**RAW RECORDS**
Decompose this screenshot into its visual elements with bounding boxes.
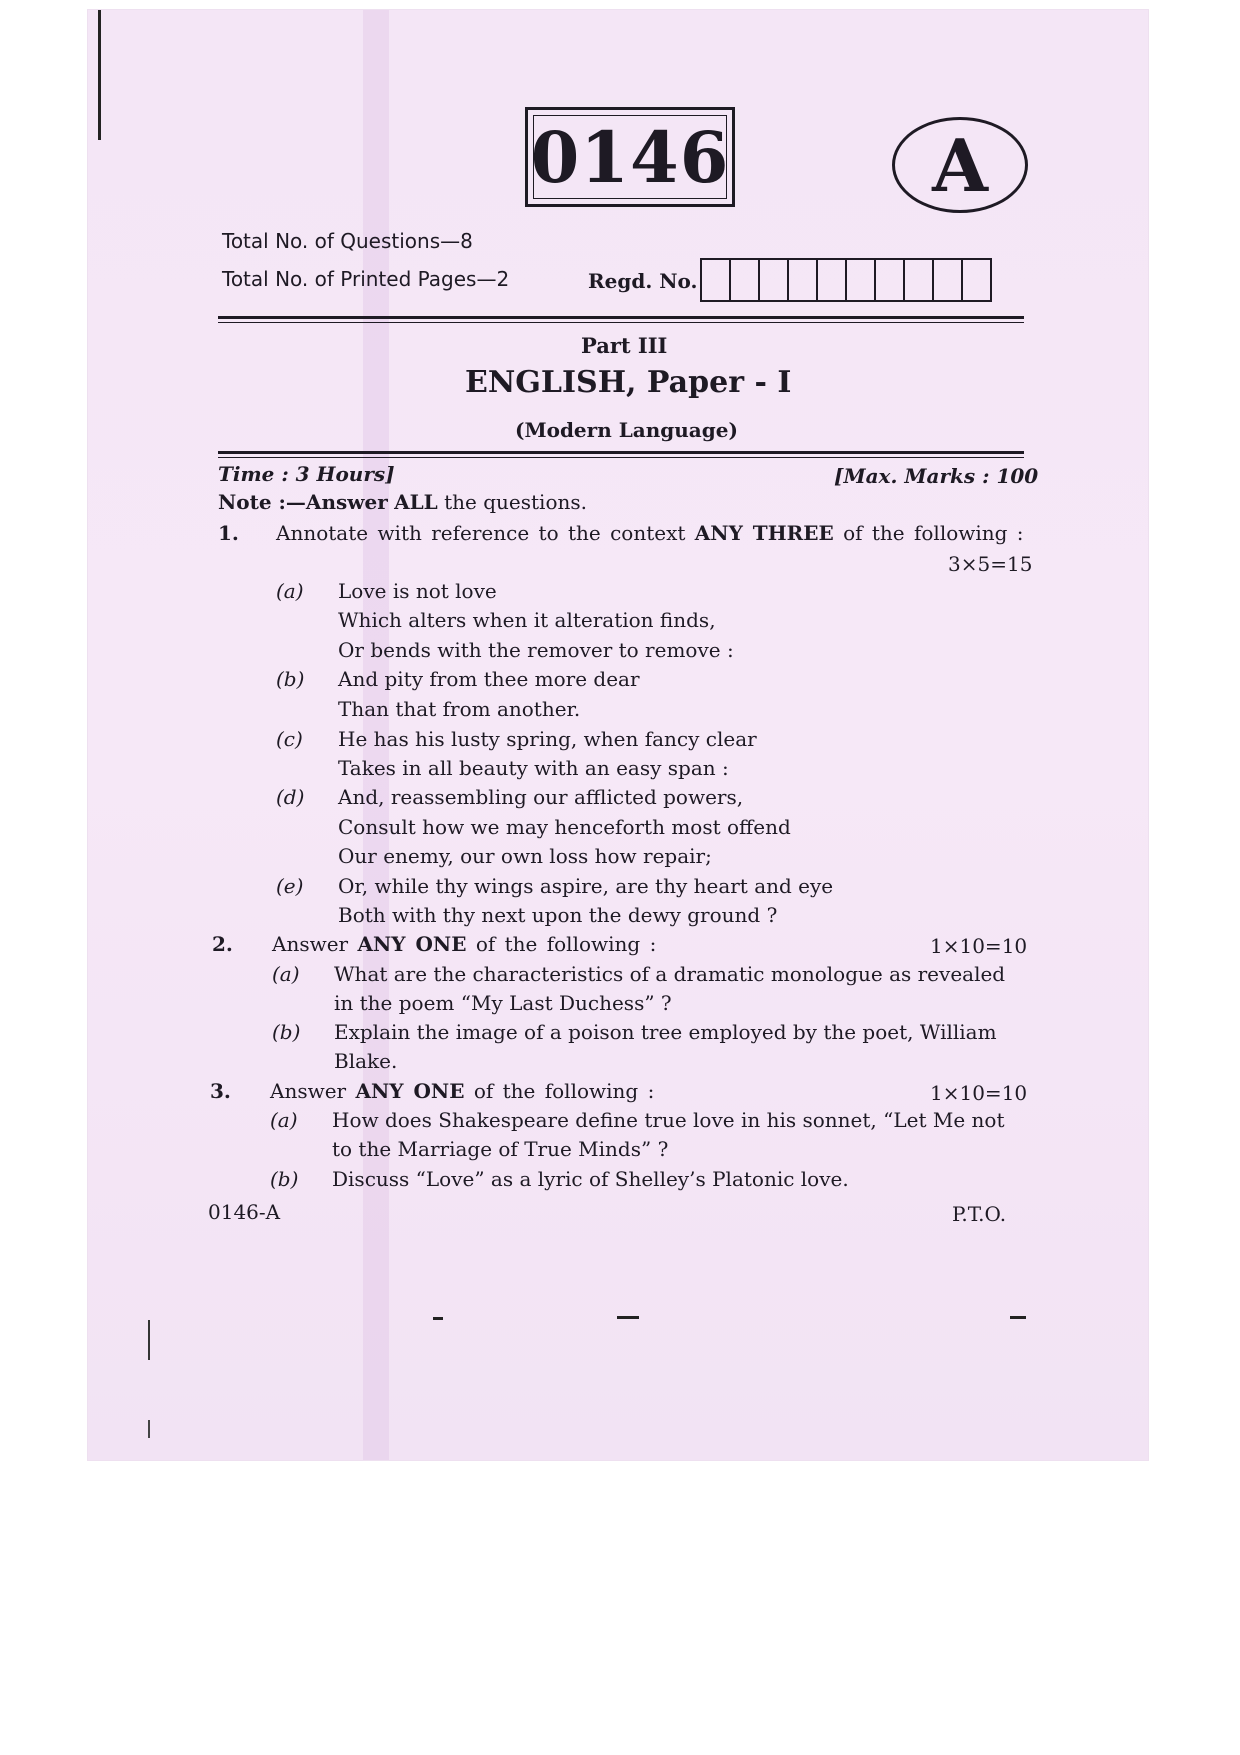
q2-item-line: Blake. [334,1049,398,1073]
paper-code-inner-border [533,115,727,199]
part-label: Part III [581,333,668,358]
regd-label: Regd. No. [588,269,698,293]
q1-item-line: Love is not love [338,579,497,603]
q1-text-b: of the following : [843,521,1024,545]
time-label: Time : 3 Hours] [218,462,395,486]
q1-number: 1. [218,521,239,545]
note-label: Note :—Answer [218,490,388,514]
scan-speck [1010,1316,1026,1319]
q1-instruction [276,521,1024,545]
stream-label: (Modern Language) [515,418,738,442]
q3-text-bold: ANY ONE [355,1079,465,1103]
q2-text-b: of the following : [475,932,657,956]
q1-text-a: Annotate with reference to the context [276,521,686,545]
header-rule [218,316,1024,319]
q2-item-label: (b) [272,1020,301,1044]
regd-number-boxes[interactable] [702,258,992,302]
total-questions: Total No. of Questions—8 [222,229,473,253]
max-marks-label: [Max. Marks : 100 [834,464,1039,488]
q1-item-line: He has his lusty spring, when fancy clear [338,727,757,751]
q2-marks: 1×10=10 [930,934,1028,958]
q3-item-label: (a) [270,1108,298,1132]
regd-digit-box[interactable] [729,258,760,302]
q1-item-line: Which alters when it alteration finds, [338,608,716,632]
scan-edge-mark [98,10,101,140]
footer-code: 0146-A [208,1200,281,1224]
q1-item-line: Or, while thy wings aspire, are thy heart and eye [338,874,834,898]
q2-text-bold: ANY ONE [357,932,467,956]
q1-item-label: (b) [276,667,305,691]
q2-number: 2. [212,932,233,956]
paper-code-box [525,107,735,207]
paper-code: 0146 [530,115,730,199]
note-line [218,490,587,514]
subject-title: ENGLISH, Paper - I [465,365,792,400]
q1-item-label: (a) [276,579,304,603]
q1-item-line: Both with thy next upon the dewy ground ? [338,903,778,927]
q2-item-line: Explain the image of a poison tree employed by the poet, William [334,1020,997,1044]
q1-text-bold: ANY THREE [694,521,834,545]
q3-text-b: of the following : [473,1079,655,1103]
q3-item-label: (b) [270,1167,299,1191]
scan-edge-mark [148,1420,150,1438]
q2-item-line: What are the characteristics of a dramatic monologue as revealed [334,962,1006,986]
set-letter: A [932,122,988,208]
q3-text-a: Answer [270,1079,347,1103]
footer-pto: P.T.O. [952,1202,1007,1226]
q3-marks: 1×10=10 [930,1081,1028,1105]
q1-item-line: And, reassembling our afflicted powers, [338,785,744,809]
q2-instruction [272,932,656,956]
q1-item-line: Our enemy, our own loss how repair; [338,844,712,868]
note-bold: ALL [394,490,438,514]
q2-item-line: in the poem “My Last Duchess” ? [334,991,672,1015]
note-rest: the questions. [444,490,587,514]
regd-digit-box[interactable] [816,258,847,302]
title-rule [218,451,1024,454]
q3-item-line: to the Marriage of True Minds” ? [332,1137,669,1161]
q3-number: 3. [210,1079,231,1103]
regd-digit-box[interactable] [845,258,876,302]
set-letter-oval [892,117,1028,213]
scan-edge-mark [148,1320,150,1360]
regd-digit-box[interactable] [932,258,963,302]
q1-item-line: Than that from another. [338,697,581,721]
q2-item-label: (a) [272,962,300,986]
total-pages: Total No. of Printed Pages—2 [222,267,510,291]
q1-item-line: Or bends with the remover to remove : [338,638,734,662]
scan-speck [433,1317,443,1320]
regd-digit-box[interactable] [903,258,934,302]
q3-item-line: How does Shakespeare define true love in his sonnet, “Let Me not [332,1108,1005,1132]
header-rule [218,322,1024,323]
q1-item-line: Consult how we may henceforth most offend [338,815,791,839]
regd-digit-box[interactable] [874,258,905,302]
regd-digit-box[interactable] [961,258,992,302]
q1-item-label: (c) [276,727,303,751]
q1-item-label: (e) [276,874,304,898]
scan-speck [617,1316,639,1319]
q3-item-line: Discuss “Love” as a lyric of Shelley’s Platonic love. [332,1167,849,1191]
q3-instruction [270,1079,654,1103]
q1-item-label: (d) [276,785,305,809]
regd-digit-box[interactable] [700,258,731,302]
title-rule [218,457,1024,458]
q2-text-a: Answer [272,932,349,956]
q1-marks: 3×5=15 [948,552,1033,576]
regd-digit-box[interactable] [787,258,818,302]
q1-item-line: And pity from thee more dear [338,667,640,691]
q1-item-line: Takes in all beauty with an easy span : [338,756,729,780]
regd-digit-box[interactable] [758,258,789,302]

**WHAT IS BEING ASKED**
Copy every line of the data above word for word, leaving out the pictures.

**RESPONSE FOR THIS EXERCISE**
Decompose this screenshot into its visual elements with bounding boxes.
q2-item-line: Blake. [334,1049,398,1073]
paper-code-inner-border [533,115,727,199]
part-label: Part III [581,333,668,358]
regd-label: Regd. No. [588,269,698,293]
q1-item-line: Love is not love [338,579,497,603]
q1-text-b: of the following : [843,521,1024,545]
time-label: Time : 3 Hours] [218,462,395,486]
q1-number: 1. [218,521,239,545]
note-label: Note :—Answer [218,490,388,514]
scan-speck [1010,1316,1026,1319]
q1-instruction [276,521,1024,545]
stream-label: (Modern Language) [515,418,738,442]
q3-text-bold: ANY ONE [355,1079,465,1103]
q2-text-b: of the following : [475,932,657,956]
q1-text-a: Annotate with reference to the context [276,521,686,545]
header-rule [218,316,1024,319]
q2-item-label: (b) [272,1020,301,1044]
regd-number-boxes[interactable] [702,258,992,302]
total-questions: Total No. of Questions—8 [222,229,473,253]
max-marks-label: [Max. Marks : 100 [834,464,1039,488]
q1-item-line: He has his lusty spring, when fancy clear [338,727,757,751]
q2-marks: 1×10=10 [930,934,1028,958]
q3-item-label: (a) [270,1108,298,1132]
regd-digit-box[interactable] [729,258,760,302]
q1-item-line: Which alters when it alteration finds, [338,608,716,632]
scan-edge-mark [98,10,101,140]
footer-code: 0146-A [208,1200,281,1224]
q1-item-line: Or, while thy wings aspire, are thy heart and eye [338,874,834,898]
q2-text-bold: ANY ONE [357,932,467,956]
q1-item-label: (b) [276,667,305,691]
q2-number: 2. [212,932,233,956]
paper-code-box [525,107,735,207]
paper-code: 0146 [530,115,730,199]
note-line [218,490,587,514]
subject-title: ENGLISH, Paper - I [465,365,792,400]
q1-item-label: (a) [276,579,304,603]
q1-item-line: Both with thy next upon the dewy ground ? [338,903,778,927]
q2-item-line: Explain the image of a poison tree employed by the poet, William [334,1020,997,1044]
q1-text-bold: ANY THREE [694,521,834,545]
q3-text-b: of the following : [473,1079,655,1103]
q3-item-label: (b) [270,1167,299,1191]
scan-edge-mark [148,1420,150,1438]
q2-item-line: What are the characteristics of a dramatic monologue as revealed [334,962,1006,986]
set-letter: A [932,122,988,208]
q3-text-a: Answer [270,1079,347,1103]
footer-pto: P.T.O. [952,1202,1007,1226]
q3-marks: 1×10=10 [930,1081,1028,1105]
q1-item-line: And, reassembling our afflicted powers, [338,785,744,809]
q2-instruction [272,932,656,956]
q1-item-line: Our enemy, our own loss how repair; [338,844,712,868]
note-bold: ALL [394,490,438,514]
q2-item-line: in the poem “My Last Duchess” ? [334,991,672,1015]
note-rest: the questions. [444,490,587,514]
regd-digit-box[interactable] [816,258,847,302]
title-rule [218,451,1024,454]
q3-item-line: to the Marriage of True Minds” ? [332,1137,669,1161]
q3-number: 3. [210,1079,231,1103]
regd-digit-box[interactable] [845,258,876,302]
set-letter-oval [892,117,1028,213]
scan-edge-mark [148,1320,150,1360]
regd-digit-box[interactable] [932,258,963,302]
q1-item-line: Than that from another. [338,697,581,721]
q2-item-label: (a) [272,962,300,986]
total-pages: Total No. of Printed Pages—2 [222,267,510,291]
q1-item-line: Or bends with the remover to remove : [338,638,734,662]
scan-speck [433,1317,443,1320]
regd-digit-box[interactable] [903,258,934,302]
q3-item-line: How does Shakespeare define true love in his sonnet, “Let Me not [332,1108,1005,1132]
header-rule [218,322,1024,323]
q1-item-line: Consult how we may henceforth most offend [338,815,791,839]
regd-digit-box[interactable] [874,258,905,302]
regd-digit-box[interactable] [961,258,992,302]
q1-item-label: (c) [276,727,303,751]
q1-item-label: (e) [276,874,304,898]
scan-speck [617,1316,639,1319]
q3-item-line: Discuss “Love” as a lyric of Shelley’s Platonic love. [332,1167,849,1191]
q3-instruction [270,1079,654,1103]
q1-item-label: (d) [276,785,305,809]
regd-digit-box[interactable] [700,258,731,302]
title-rule [218,457,1024,458]
q2-text-a: Answer [272,932,349,956]
q1-marks: 3×5=15 [948,552,1033,576]
regd-digit-box[interactable] [787,258,818,302]
q1-item-line: And pity from thee more dear [338,667,640,691]
q1-item-line: Takes in all beauty with an easy span : [338,756,729,780]
regd-digit-box[interactable] [758,258,789,302]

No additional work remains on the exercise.